## Begin Rows

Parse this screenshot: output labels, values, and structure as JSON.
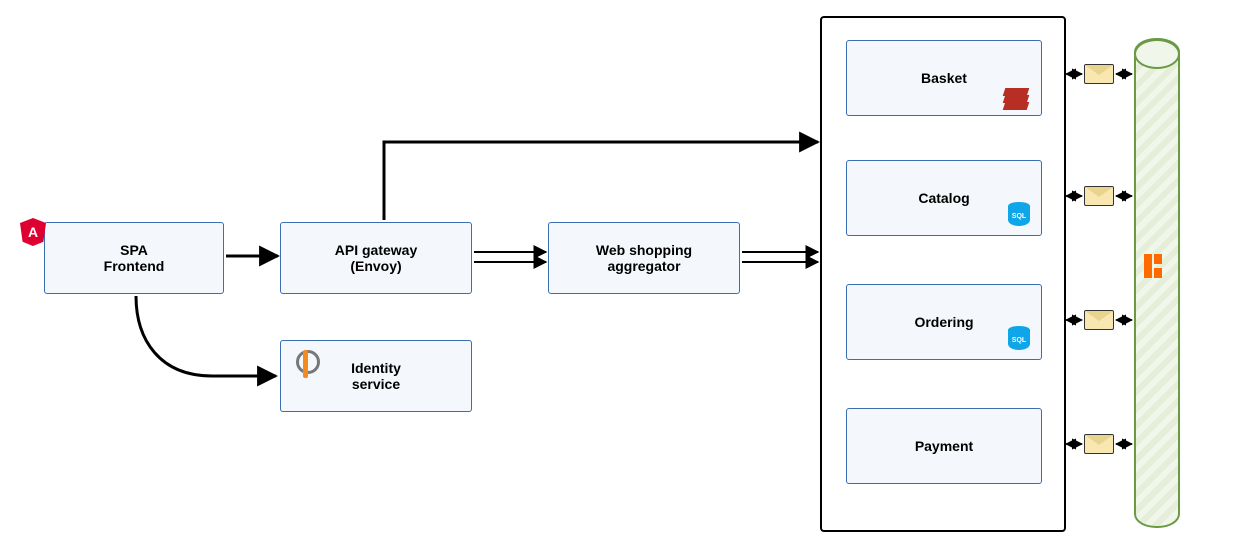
{
  "nodes": {
    "spa": "SPA\nFrontend",
    "gateway": "API gateway\n(Envoy)",
    "aggregator": "Web shopping\naggregator",
    "identity": "Identity\nservice",
    "basket": "Basket",
    "catalog": "Catalog",
    "ordering": "Ordering",
    "payment": "Payment"
  },
  "icons": {
    "angular": "A",
    "sql": "SQL"
  }
}
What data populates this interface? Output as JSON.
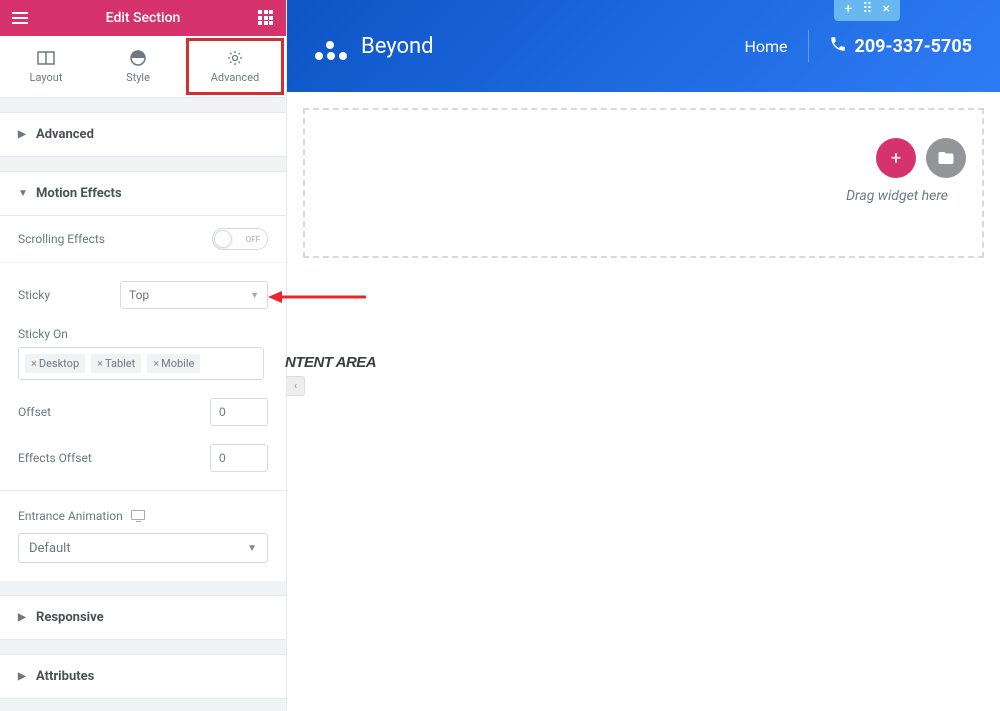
{
  "header": {
    "title": "Edit Section"
  },
  "tabs": {
    "layout": "Layout",
    "style": "Style",
    "advanced": "Advanced"
  },
  "sections": {
    "advanced": "Advanced",
    "motion_effects": "Motion Effects",
    "responsive": "Responsive",
    "attributes": "Attributes"
  },
  "motion": {
    "scrolling_effects_label": "Scrolling Effects",
    "toggle_off": "OFF",
    "sticky_label": "Sticky",
    "sticky_value": "Top",
    "sticky_on_label": "Sticky On",
    "chips": {
      "desktop": "Desktop",
      "tablet": "Tablet",
      "mobile": "Mobile"
    },
    "offset_label": "Offset",
    "offset_value": "0",
    "effects_offset_label": "Effects Offset",
    "effects_offset_value": "0",
    "entrance_label": "Entrance Animation",
    "entrance_value": "Default"
  },
  "preview": {
    "brand": "Beyond",
    "nav_home": "Home",
    "phone": "209-337-5705",
    "drag_hint": "Drag widget here",
    "content_area": "NTENT AREA"
  }
}
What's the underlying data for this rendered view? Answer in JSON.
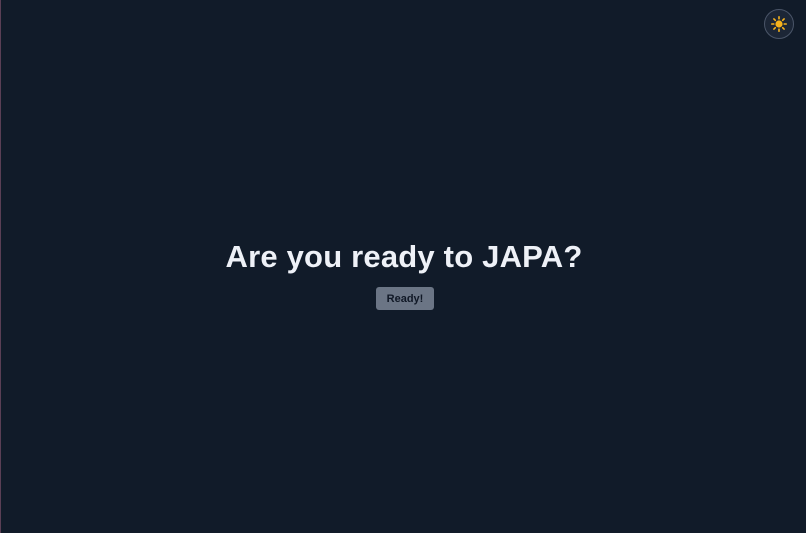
{
  "theme_toggle": {
    "icon": "sun-icon",
    "sun_color": "#f6b21b",
    "background": "#1c2636"
  },
  "hero": {
    "title": "Are you ready to JAPA?"
  },
  "actions": {
    "ready_label": "Ready!"
  },
  "colors": {
    "page_background": "#111b29",
    "title_text": "#eef1f7",
    "button_background": "#6b7585",
    "button_text": "#101826"
  }
}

## End Rows

## Exercise
Without the pictures, output the full listing exactly as it stands.

## The response
Parse this screenshot: output labels, values, and structure as JSON.
{
  "nodes": {
    "spa": "SPA\nFrontend",
    "gateway": "API gateway\n(Envoy)",
    "aggregator": "Web shopping\naggregator",
    "identity": "Identity\nservice",
    "basket": "Basket",
    "catalog": "Catalog",
    "ordering": "Ordering",
    "payment": "Payment"
  },
  "icons": {
    "angular": "A",
    "sql": "SQL"
  }
}
What data populates this interface? Output as JSON.
{
  "header": {
    "title": "Edit Section"
  },
  "tabs": {
    "layout": "Layout",
    "style": "Style",
    "advanced": "Advanced"
  },
  "sections": {
    "advanced": "Advanced",
    "motion_effects": "Motion Effects",
    "responsive": "Responsive",
    "attributes": "Attributes"
  },
  "motion": {
    "scrolling_effects_label": "Scrolling Effects",
    "toggle_off": "OFF",
    "sticky_label": "Sticky",
    "sticky_value": "Top",
    "sticky_on_label": "Sticky On",
    "chips": {
      "desktop": "Desktop",
      "tablet": "Tablet",
      "mobile": "Mobile"
    },
    "offset_label": "Offset",
    "offset_value": "0",
    "effects_offset_label": "Effects Offset",
    "effects_offset_value": "0",
    "entrance_label": "Entrance Animation",
    "entrance_value": "Default"
  },
  "preview": {
    "brand": "Beyond",
    "nav_home": "Home",
    "phone": "209-337-5705",
    "drag_hint": "Drag widget here",
    "content_area": "NTENT AREA"
  }
}
What's the underlying data for this rendered view? Answer in JSON.
{
  "theme_toggle": {
    "icon": "sun-icon",
    "sun_color": "#f6b21b",
    "background": "#1c2636"
  },
  "hero": {
    "title": "Are you ready to JAPA?"
  },
  "actions": {
    "ready_label": "Ready!"
  },
  "colors": {
    "page_background": "#111b29",
    "title_text": "#eef1f7",
    "button_background": "#6b7585",
    "button_text": "#101826"
  }
}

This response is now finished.